= Extracted records =
-----

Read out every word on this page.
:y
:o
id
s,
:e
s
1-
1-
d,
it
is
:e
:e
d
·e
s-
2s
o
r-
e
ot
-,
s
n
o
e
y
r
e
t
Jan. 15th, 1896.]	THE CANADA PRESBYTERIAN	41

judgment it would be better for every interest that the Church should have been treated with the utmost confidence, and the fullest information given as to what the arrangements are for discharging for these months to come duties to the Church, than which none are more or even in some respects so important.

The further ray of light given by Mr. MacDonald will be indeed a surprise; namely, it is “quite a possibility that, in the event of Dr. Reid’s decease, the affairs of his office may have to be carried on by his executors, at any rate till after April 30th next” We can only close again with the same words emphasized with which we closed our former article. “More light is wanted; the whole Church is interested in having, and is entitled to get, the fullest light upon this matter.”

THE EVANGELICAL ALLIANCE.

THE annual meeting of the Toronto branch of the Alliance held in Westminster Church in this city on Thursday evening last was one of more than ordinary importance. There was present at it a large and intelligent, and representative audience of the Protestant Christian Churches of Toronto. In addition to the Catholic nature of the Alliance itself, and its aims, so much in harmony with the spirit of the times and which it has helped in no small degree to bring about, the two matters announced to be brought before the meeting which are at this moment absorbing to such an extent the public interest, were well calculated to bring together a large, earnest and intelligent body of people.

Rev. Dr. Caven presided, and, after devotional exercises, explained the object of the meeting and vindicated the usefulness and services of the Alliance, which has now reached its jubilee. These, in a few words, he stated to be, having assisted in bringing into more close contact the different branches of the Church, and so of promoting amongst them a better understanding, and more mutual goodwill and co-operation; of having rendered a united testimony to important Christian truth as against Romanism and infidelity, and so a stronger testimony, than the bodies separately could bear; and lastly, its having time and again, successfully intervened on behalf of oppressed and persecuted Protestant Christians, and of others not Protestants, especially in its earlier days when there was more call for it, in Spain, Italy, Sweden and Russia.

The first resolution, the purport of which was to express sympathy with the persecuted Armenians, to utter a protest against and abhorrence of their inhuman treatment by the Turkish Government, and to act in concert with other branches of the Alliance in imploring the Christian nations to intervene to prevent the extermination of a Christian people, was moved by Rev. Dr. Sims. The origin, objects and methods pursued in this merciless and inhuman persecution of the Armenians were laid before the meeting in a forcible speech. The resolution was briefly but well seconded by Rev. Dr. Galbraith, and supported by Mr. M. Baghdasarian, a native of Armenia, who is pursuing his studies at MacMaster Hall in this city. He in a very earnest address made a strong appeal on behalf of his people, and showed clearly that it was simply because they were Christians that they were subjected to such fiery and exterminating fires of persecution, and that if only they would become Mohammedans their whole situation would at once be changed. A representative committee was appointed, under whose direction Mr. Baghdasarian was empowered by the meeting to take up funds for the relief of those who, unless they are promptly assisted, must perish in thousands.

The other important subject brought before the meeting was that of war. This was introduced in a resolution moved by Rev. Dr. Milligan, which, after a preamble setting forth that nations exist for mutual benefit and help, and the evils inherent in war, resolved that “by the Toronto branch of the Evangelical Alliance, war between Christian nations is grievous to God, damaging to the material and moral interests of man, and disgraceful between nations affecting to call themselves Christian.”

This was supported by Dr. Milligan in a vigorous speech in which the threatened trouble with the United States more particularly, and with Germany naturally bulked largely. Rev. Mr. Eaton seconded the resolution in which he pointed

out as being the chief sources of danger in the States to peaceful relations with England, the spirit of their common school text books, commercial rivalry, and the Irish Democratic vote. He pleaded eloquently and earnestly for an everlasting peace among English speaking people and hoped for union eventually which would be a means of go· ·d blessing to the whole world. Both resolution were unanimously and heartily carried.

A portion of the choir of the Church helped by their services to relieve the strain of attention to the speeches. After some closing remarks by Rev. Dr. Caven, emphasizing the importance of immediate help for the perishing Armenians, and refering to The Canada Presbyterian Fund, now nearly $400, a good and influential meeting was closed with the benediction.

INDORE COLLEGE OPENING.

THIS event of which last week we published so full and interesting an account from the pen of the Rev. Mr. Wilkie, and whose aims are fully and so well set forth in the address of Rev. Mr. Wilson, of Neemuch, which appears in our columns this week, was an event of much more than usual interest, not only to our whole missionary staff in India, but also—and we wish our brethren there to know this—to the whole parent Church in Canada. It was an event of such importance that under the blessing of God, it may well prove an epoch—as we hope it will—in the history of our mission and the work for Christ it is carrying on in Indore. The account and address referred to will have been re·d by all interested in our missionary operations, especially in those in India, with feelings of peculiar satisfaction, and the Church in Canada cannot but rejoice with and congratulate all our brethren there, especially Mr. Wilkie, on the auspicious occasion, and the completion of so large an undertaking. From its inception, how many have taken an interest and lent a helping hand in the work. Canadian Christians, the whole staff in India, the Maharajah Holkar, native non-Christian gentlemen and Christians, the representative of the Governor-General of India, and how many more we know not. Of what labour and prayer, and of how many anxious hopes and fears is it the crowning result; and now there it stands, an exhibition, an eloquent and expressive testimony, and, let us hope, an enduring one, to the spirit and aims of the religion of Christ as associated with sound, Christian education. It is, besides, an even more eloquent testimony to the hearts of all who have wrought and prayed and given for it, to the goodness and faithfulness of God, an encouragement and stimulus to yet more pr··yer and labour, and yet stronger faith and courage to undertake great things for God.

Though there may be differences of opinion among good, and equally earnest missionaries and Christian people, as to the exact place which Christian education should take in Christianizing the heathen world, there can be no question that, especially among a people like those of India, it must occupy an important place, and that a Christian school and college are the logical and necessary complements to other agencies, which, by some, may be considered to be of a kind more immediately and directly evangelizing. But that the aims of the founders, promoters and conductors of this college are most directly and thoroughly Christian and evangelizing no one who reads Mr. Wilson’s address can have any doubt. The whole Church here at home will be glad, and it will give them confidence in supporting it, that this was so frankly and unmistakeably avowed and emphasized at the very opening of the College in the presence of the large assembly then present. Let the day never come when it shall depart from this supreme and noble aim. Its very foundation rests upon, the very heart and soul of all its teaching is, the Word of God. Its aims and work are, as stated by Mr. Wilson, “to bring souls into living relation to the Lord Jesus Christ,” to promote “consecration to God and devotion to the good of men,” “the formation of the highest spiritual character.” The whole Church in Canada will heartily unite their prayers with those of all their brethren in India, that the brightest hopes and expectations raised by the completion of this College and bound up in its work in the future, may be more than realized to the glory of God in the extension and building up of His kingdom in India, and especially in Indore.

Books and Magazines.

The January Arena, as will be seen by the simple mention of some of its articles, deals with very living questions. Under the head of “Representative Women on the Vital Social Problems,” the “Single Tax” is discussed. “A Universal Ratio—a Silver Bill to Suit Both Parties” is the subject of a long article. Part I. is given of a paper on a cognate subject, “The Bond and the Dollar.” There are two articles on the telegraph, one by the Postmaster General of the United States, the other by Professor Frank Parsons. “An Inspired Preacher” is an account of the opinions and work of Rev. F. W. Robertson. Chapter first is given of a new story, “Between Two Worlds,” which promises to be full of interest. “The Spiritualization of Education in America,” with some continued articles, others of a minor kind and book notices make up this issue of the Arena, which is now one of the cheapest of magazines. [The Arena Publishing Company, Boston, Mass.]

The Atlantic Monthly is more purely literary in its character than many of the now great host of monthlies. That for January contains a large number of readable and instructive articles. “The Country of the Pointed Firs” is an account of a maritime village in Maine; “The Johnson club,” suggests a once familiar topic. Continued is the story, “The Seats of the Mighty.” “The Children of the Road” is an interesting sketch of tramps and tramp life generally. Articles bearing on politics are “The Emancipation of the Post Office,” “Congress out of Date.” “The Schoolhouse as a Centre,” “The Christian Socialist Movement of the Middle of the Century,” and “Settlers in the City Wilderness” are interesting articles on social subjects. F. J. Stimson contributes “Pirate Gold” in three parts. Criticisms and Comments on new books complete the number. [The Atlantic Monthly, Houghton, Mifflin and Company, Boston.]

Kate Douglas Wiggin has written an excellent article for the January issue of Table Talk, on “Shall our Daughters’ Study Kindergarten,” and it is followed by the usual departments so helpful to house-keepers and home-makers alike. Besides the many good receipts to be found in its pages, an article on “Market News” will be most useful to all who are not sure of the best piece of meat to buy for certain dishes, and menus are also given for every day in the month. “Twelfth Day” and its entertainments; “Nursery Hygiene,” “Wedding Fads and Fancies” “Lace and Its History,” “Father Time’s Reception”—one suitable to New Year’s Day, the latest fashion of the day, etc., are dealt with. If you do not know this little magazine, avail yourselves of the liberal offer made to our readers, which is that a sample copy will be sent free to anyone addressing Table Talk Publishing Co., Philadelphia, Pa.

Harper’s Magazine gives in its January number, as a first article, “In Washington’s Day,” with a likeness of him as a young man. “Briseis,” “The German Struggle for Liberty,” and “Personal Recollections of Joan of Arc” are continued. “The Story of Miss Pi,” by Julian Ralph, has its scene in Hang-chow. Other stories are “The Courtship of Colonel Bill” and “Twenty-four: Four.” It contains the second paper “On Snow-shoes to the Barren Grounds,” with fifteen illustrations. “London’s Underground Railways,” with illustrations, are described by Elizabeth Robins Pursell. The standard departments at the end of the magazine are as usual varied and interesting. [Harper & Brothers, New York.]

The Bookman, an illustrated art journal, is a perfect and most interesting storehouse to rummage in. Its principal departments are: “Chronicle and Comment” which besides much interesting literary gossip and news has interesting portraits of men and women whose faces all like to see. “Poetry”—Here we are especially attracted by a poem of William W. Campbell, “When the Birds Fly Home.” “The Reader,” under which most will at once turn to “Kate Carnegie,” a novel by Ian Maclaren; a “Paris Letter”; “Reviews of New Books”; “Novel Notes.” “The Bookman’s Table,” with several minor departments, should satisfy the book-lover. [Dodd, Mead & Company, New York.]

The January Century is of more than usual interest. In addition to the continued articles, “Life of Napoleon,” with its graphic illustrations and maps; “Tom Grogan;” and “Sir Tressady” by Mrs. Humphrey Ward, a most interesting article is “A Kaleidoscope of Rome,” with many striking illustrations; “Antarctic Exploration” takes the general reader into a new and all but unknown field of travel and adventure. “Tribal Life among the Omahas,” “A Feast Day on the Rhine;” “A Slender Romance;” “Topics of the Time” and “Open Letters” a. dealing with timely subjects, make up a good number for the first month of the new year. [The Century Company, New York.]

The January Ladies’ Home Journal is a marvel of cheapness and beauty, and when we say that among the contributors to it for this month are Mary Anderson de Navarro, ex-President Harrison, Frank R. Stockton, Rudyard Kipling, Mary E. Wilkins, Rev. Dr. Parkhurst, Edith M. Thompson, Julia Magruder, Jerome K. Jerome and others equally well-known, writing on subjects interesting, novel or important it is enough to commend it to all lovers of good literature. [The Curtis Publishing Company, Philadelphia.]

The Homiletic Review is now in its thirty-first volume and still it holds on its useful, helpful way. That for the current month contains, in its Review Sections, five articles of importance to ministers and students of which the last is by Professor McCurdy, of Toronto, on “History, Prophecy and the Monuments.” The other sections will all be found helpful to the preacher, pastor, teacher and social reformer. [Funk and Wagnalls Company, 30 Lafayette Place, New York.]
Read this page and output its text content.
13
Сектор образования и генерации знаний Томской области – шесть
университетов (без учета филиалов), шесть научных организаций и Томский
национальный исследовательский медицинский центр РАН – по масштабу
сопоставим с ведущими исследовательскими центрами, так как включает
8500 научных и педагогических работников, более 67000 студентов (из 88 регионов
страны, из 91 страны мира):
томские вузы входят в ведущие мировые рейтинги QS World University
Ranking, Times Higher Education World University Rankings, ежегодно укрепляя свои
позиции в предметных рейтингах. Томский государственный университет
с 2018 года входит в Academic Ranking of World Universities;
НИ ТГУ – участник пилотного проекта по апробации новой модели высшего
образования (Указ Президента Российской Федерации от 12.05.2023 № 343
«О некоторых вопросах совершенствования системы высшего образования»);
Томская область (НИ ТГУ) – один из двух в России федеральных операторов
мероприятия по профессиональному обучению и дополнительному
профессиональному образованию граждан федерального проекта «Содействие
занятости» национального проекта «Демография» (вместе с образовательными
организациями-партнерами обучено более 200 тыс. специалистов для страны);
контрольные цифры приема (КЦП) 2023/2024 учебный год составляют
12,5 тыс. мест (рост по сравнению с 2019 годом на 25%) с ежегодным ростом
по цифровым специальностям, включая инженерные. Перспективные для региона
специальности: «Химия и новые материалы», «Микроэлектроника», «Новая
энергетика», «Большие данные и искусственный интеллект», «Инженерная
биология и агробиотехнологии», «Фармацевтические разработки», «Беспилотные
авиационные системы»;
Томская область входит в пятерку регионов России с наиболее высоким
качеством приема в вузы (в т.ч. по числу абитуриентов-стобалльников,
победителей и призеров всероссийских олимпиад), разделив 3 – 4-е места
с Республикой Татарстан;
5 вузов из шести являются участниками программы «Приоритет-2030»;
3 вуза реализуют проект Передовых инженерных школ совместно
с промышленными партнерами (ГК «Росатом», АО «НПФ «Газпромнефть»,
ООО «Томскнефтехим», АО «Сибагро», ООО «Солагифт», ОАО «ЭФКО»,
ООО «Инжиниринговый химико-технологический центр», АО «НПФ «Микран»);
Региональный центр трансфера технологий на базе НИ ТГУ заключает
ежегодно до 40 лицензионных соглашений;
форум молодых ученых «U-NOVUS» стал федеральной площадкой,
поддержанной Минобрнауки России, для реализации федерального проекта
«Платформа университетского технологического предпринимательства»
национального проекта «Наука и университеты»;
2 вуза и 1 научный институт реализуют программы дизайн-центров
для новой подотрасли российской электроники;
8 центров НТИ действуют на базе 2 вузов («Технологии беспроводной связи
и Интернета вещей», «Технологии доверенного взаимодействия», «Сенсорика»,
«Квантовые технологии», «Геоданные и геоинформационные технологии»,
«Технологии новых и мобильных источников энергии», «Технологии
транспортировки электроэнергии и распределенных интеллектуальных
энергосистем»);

-----

= Written problem =
Pull out each line of the listing that holds the string "вузы".

= Final result =
томские вузы входят в ведущие мировые рейтинги QS World University
качеством приема в вузы (в т.ч. по числу абитуриентов-стобалльников,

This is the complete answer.